── INFORMATION SUPPLIED ──

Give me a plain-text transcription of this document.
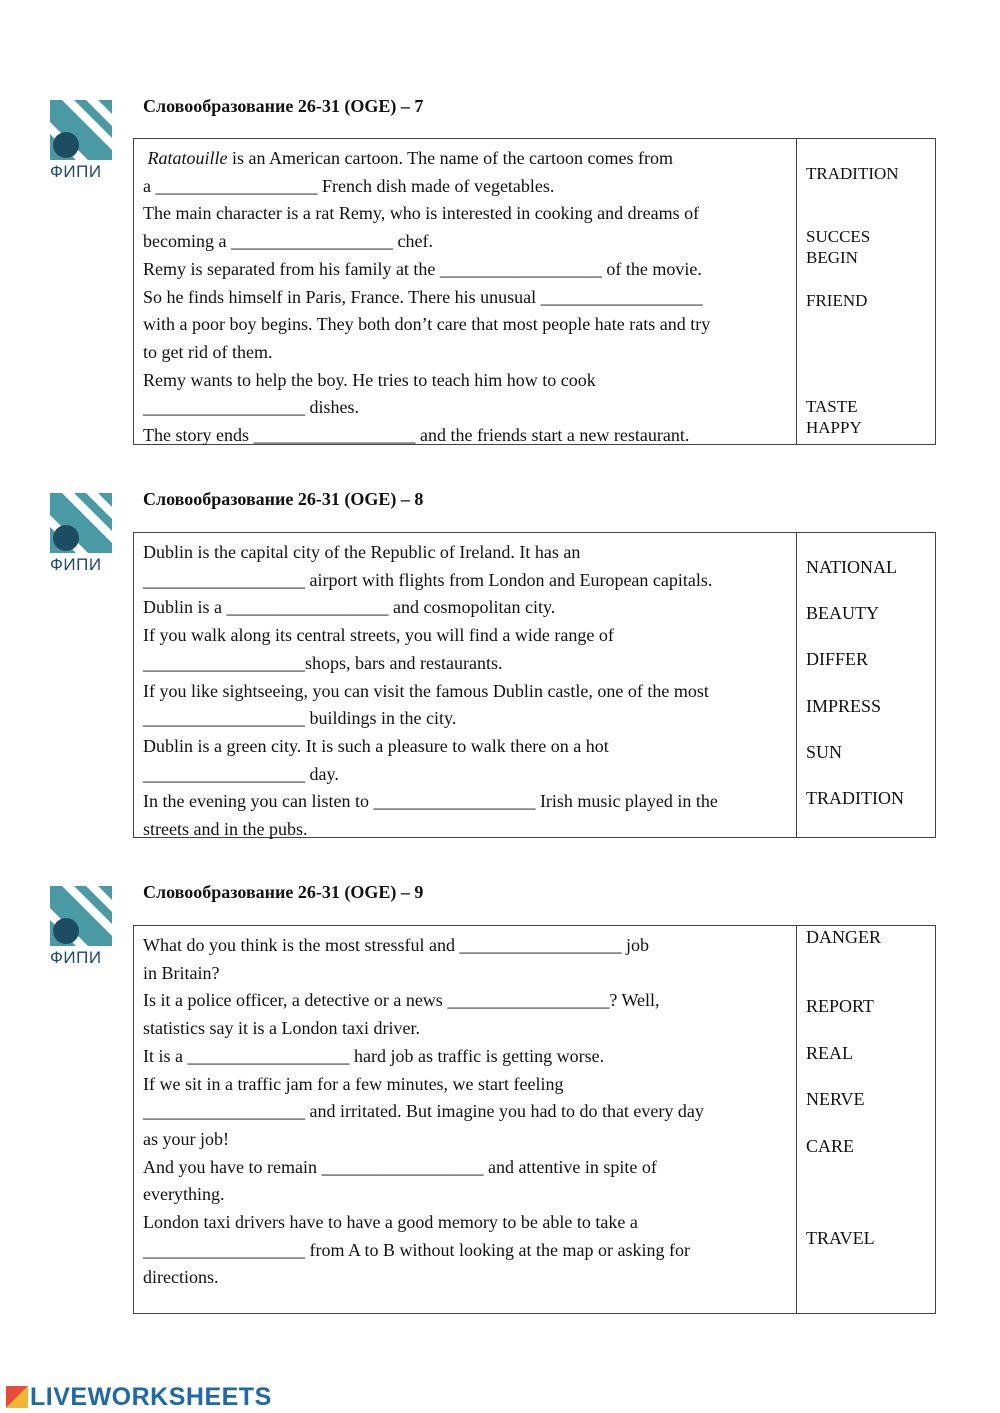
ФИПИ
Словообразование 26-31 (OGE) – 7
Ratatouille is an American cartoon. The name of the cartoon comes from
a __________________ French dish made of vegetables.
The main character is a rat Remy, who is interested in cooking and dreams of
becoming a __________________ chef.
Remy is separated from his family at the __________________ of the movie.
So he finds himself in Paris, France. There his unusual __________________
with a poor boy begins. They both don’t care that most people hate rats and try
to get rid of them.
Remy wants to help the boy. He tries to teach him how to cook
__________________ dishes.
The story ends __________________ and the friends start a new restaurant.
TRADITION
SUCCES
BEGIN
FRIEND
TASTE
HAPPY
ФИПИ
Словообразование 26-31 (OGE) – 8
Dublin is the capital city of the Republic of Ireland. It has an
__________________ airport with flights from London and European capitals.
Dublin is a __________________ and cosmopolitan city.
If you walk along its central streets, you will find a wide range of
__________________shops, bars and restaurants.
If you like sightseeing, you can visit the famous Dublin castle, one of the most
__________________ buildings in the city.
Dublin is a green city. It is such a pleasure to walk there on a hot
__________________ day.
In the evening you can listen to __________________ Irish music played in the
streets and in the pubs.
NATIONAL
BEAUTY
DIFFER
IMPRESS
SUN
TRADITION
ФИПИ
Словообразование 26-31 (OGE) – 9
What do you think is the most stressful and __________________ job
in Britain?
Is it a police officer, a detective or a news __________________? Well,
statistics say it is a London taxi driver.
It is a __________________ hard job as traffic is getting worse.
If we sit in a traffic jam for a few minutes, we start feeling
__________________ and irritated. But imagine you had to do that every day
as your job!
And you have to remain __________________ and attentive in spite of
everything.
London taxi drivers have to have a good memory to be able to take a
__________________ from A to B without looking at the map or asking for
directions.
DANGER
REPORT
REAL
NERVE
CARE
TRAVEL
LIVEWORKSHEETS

───
── INFORMATION SUPPLIED ──

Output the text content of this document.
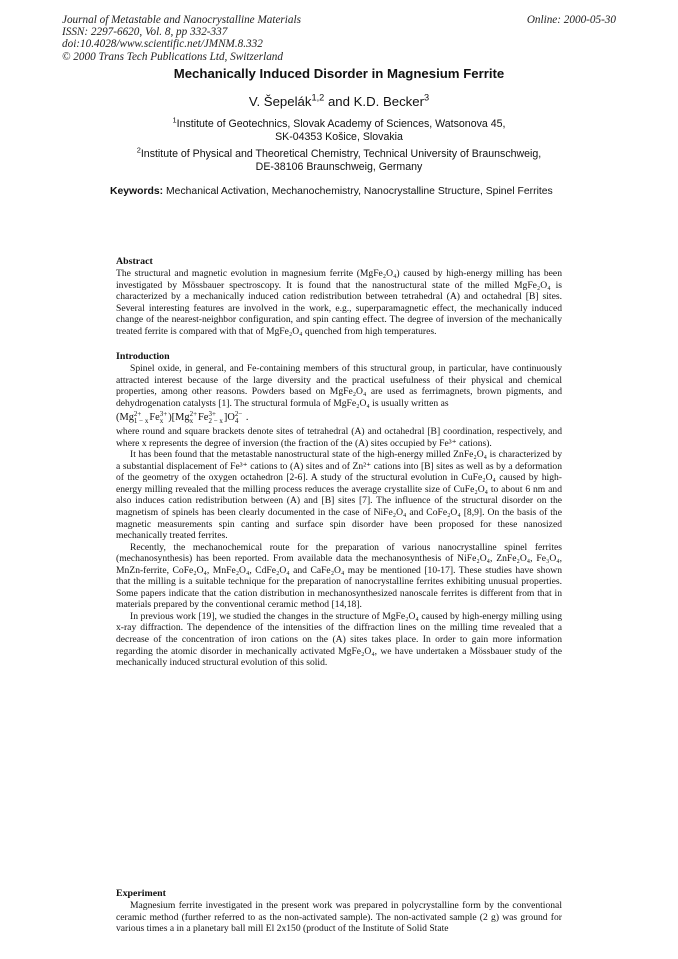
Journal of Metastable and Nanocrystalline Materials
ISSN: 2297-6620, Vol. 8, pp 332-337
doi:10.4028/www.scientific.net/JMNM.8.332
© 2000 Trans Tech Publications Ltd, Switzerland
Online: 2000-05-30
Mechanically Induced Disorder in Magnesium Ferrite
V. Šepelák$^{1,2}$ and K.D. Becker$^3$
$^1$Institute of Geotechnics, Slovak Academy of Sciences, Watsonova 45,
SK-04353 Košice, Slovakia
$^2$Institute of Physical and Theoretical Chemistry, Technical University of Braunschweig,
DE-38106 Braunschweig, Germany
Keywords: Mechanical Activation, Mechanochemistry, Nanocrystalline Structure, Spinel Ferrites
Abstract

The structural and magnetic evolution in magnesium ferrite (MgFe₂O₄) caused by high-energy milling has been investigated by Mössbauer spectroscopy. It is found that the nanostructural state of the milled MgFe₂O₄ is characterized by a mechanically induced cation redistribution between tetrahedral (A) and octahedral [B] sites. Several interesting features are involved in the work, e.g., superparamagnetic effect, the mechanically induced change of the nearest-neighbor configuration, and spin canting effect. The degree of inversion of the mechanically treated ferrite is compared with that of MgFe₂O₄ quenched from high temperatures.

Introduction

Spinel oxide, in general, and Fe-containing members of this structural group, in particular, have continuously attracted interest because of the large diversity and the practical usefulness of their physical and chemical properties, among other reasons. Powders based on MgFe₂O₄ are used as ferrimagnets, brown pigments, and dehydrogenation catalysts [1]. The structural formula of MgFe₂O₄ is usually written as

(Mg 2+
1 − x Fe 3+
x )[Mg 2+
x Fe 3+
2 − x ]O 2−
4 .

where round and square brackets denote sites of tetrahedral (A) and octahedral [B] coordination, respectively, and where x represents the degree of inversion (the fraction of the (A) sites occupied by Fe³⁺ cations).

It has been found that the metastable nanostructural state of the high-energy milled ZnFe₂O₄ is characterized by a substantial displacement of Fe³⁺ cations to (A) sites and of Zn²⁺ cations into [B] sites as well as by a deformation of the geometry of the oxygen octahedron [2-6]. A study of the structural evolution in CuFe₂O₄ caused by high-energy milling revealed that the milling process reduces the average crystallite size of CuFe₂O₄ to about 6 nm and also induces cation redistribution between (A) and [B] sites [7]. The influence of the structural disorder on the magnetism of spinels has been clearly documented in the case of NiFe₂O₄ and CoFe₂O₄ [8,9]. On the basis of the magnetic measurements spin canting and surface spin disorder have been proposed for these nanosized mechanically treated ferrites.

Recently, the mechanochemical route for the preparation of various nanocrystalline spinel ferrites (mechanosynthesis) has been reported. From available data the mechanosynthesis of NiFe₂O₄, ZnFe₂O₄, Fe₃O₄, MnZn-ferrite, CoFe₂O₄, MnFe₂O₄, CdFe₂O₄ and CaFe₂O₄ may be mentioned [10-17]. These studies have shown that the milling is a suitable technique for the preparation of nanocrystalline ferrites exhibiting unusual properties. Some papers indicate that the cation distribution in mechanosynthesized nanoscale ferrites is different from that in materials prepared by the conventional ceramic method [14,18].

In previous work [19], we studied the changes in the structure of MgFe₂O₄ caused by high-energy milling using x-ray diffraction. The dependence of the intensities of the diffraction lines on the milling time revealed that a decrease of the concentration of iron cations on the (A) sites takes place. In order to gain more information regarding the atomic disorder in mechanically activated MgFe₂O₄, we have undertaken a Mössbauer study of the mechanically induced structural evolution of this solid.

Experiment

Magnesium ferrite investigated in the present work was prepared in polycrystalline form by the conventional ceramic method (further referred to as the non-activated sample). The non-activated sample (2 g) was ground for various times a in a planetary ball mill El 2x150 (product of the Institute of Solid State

───

-- EXERCISE OBJECTIVE --
Search the data for "Словообразование". Copy every matching line.

-- THE COMPLETED TASK --
Словообразование 26-31 (OGE) – 7
Словообразование 26-31 (OGE) – 8
Словообразование 26-31 (OGE) – 9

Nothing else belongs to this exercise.